## SUPPLIED INFORMATION

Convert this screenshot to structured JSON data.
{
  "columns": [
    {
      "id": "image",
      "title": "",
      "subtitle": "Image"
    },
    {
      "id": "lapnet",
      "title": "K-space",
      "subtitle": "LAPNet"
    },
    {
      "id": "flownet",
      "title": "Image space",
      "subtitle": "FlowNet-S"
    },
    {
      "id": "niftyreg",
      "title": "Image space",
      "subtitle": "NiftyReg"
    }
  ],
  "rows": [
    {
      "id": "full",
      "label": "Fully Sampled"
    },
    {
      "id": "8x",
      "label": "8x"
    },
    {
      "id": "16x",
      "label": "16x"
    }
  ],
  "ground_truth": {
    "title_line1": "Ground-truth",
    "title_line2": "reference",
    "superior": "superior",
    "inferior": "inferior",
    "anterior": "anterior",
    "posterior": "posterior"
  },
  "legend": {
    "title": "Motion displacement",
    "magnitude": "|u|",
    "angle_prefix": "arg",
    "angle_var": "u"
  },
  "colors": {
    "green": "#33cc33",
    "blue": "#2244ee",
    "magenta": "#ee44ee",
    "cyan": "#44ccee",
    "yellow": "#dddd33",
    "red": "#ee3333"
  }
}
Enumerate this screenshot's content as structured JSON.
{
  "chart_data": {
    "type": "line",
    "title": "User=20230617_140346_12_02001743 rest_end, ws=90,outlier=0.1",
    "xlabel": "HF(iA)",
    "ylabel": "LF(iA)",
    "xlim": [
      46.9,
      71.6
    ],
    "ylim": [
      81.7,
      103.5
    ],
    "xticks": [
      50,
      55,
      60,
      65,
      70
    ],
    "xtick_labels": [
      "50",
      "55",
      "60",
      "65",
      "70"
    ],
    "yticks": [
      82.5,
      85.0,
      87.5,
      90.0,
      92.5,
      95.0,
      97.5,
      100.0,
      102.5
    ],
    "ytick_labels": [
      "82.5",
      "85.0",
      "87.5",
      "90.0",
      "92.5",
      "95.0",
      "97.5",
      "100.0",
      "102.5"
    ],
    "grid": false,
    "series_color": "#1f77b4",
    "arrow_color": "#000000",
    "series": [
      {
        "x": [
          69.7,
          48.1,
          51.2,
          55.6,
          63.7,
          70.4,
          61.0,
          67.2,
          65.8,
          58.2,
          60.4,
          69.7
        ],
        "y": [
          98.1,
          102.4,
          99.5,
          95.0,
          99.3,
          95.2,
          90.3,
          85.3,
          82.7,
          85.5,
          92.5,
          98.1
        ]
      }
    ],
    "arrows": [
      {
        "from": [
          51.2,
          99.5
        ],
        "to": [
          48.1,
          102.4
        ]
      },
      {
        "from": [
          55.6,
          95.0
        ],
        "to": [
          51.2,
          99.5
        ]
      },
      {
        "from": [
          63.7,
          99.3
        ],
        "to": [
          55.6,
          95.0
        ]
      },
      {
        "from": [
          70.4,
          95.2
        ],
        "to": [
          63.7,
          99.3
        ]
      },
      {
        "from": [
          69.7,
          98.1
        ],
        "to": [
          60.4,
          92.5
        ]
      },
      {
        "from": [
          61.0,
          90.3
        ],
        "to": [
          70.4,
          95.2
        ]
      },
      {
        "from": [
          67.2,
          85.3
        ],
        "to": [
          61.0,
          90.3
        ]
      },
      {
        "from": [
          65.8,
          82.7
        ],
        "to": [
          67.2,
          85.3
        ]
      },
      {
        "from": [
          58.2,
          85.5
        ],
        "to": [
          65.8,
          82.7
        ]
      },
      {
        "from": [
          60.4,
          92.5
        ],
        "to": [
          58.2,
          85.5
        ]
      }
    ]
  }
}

## YOUR GOAL
Return all of the data word for word.

## EXERCISE SOLUTION
Convert this screenshot to structured JSON data.
{
  "columns": [
    {
      "id": "image",
      "title": "",
      "subtitle": "Image"
    },
    {
      "id": "lapnet",
      "title": "K-space",
      "subtitle": "LAPNet"
    },
    {
      "id": "flownet",
      "title": "Image space",
      "subtitle": "FlowNet-S"
    },
    {
      "id": "niftyreg",
      "title": "Image space",
      "subtitle": "NiftyReg"
    }
  ],
  "rows": [
    {
      "id": "full",
      "label": "Fully Sampled"
    },
    {
      "id": "8x",
      "label": "8x"
    },
    {
      "id": "16x",
      "label": "16x"
    }
  ],
  "ground_truth": {
    "title_line1": "Ground-truth",
    "title_line2": "reference",
    "superior": "superior",
    "inferior": "inferior",
    "anterior": "anterior",
    "posterior": "posterior"
  },
  "legend": {
    "title": "Motion displacement",
    "magnitude": "|u|",
    "angle_prefix": "arg",
    "angle_var": "u"
  },
  "colors": {
    "green": "#33cc33",
    "blue": "#2244ee",
    "magenta": "#ee44ee",
    "cyan": "#44ccee",
    "yellow": "#dddd33",
    "red": "#ee3333"
  }
}
Enumerate this screenshot's content as structured JSON.
{
  "chart_data": {
    "type": "line",
    "title": "User=20230617_140346_12_02001743 rest_end, ws=90,outlier=0.1",
    "xlabel": "HF(iA)",
    "ylabel": "LF(iA)",
    "xlim": [
      46.9,
      71.6
    ],
    "ylim": [
      81.7,
      103.5
    ],
    "xticks": [
      50,
      55,
      60,
      65,
      70
    ],
    "xtick_labels": [
      "50",
      "55",
      "60",
      "65",
      "70"
    ],
    "yticks": [
      82.5,
      85.0,
      87.5,
      90.0,
      92.5,
      95.0,
      97.5,
      100.0,
      102.5
    ],
    "ytick_labels": [
      "82.5",
      "85.0",
      "87.5",
      "90.0",
      "92.5",
      "95.0",
      "97.5",
      "100.0",
      "102.5"
    ],
    "grid": false,
    "series_color": "#1f77b4",
    "arrow_color": "#000000",
    "series": [
      {
        "x": [
          69.7,
          48.1,
          51.2,
          55.6,
          63.7,
          70.4,
          61.0,
          67.2,
          65.8,
          58.2,
          60.4,
          69.7
        ],
        "y": [
          98.1,
          102.4,
          99.5,
          95.0,
          99.3,
          95.2,
          90.3,
          85.3,
          82.7,
          85.5,
          92.5,
          98.1
        ]
      }
    ],
    "arrows": [
      {
        "from": [
          51.2,
          99.5
        ],
        "to": [
          48.1,
          102.4
        ]
      },
      {
        "from": [
          55.6,
          95.0
        ],
        "to": [
          51.2,
          99.5
        ]
      },
      {
        "from": [
          63.7,
          99.3
        ],
        "to": [
          55.6,
          95.0
        ]
      },
      {
        "from": [
          70.4,
          95.2
        ],
        "to": [
          63.7,
          99.3
        ]
      },
      {
        "from": [
          69.7,
          98.1
        ],
        "to": [
          60.4,
          92.5
        ]
      },
      {
        "from": [
          61.0,
          90.3
        ],
        "to": [
          70.4,
          95.2
        ]
      },
      {
        "from": [
          67.2,
          85.3
        ],
        "to": [
          61.0,
          90.3
        ]
      },
      {
        "from": [
          65.8,
          82.7
        ],
        "to": [
          67.2,
          85.3
        ]
      },
      {
        "from": [
          58.2,
          85.5
        ],
        "to": [
          65.8,
          82.7
        ]
      },
      {
        "from": [
          60.4,
          92.5
        ],
        "to": [
          58.2,
          85.5
        ]
      }
    ]
  }
}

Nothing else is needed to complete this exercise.